* _Given problem_: Keep the images out and copy every entry below exactly.
##### Recorded information #####
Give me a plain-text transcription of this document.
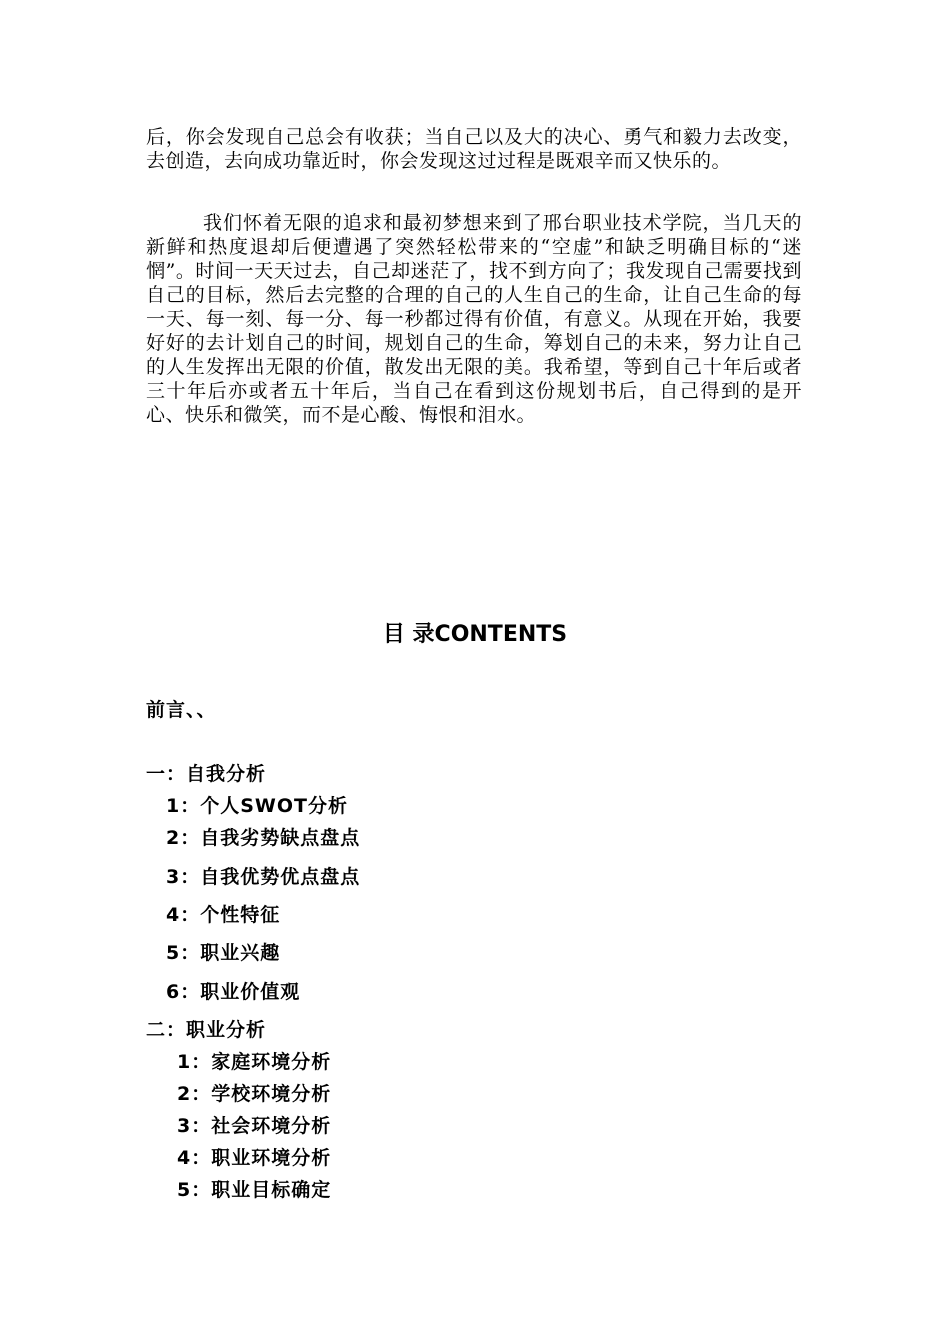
后，你会发现自己总会有收获；当自己以及大的决心、勇气和毅力去改变，去创造，去向成功靠近时，你会发现这过过程是既艰辛而又快乐的。

我们怀着无限的追求和最初梦想来到了邢台职业技术学院，当几天的新鲜和热度退却后便遭遇了突然轻松带来的“空虚”和缺乏明确目标的“迷惘”。时间一天天过去，自己却迷茫了，找不到方向了；我发现自己需要找到自己的目标，然后去完整的合理的自己的人生自己的生命，让自己生命的每一天、每一刻、每一分、每一秒都过得有价值，有意义。从现在开始，我要好好的去计划自己的时间，规划自己的生命，筹划自己的未来，努力让自己的人生发挥出无限的价值，散发出无限的美。我希望，等到自己十年后或者三十年后亦或者五十年后，当自己在看到这份规划书后，自己得到的是开心、快乐和微笑，而不是心酸、悔恨和泪水。

目 录CONTENTS
前言、、
一：自我分析
1：个人SWOT分析
2：自我劣势缺点盘点
3：自我优势优点盘点
4：个性特征
5：职业兴趣
6：职业价值观
二：职业分析
1：家庭环境分析
2：学校环境分析
3：社会环境分析
4：职业环境分析
5：职业目标确定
#####
* _Task output_:
Give me a plain-text transcription of this document.
后，你会发现自己总会有收获；当自己以及大的决心、勇气和毅力去改变，去创造，去向成功靠近时，你会发现这过过程是既艰辛而又快乐的。

我们怀着无限的追求和最初梦想来到了邢台职业技术学院，当几天的新鲜和热度退却后便遭遇了突然轻松带来的“空虚”和缺乏明确目标的“迷惘”。时间一天天过去，自己却迷茫了，找不到方向了；我发现自己需要找到自己的目标，然后去完整的合理的自己的人生自己的生命，让自己生命的每一天、每一刻、每一分、每一秒都过得有价值，有意义。从现在开始，我要好好的去计划自己的时间，规划自己的生命，筹划自己的未来，努力让自己的人生发挥出无限的价值，散发出无限的美。我希望，等到自己十年后或者三十年后亦或者五十年后，当自己在看到这份规划书后，自己得到的是开心、快乐和微笑，而不是心酸、悔恨和泪水。

目 录CONTENTS
前言、、
一：自我分析
1：个人SWOT分析
2：自我劣势缺点盘点
3：自我优势优点盘点
4：个性特征
5：职业兴趣
6：职业价值观
二：职业分析
1：家庭环境分析
2：学校环境分析
3：社会环境分析
4：职业环境分析
5：职业目标确定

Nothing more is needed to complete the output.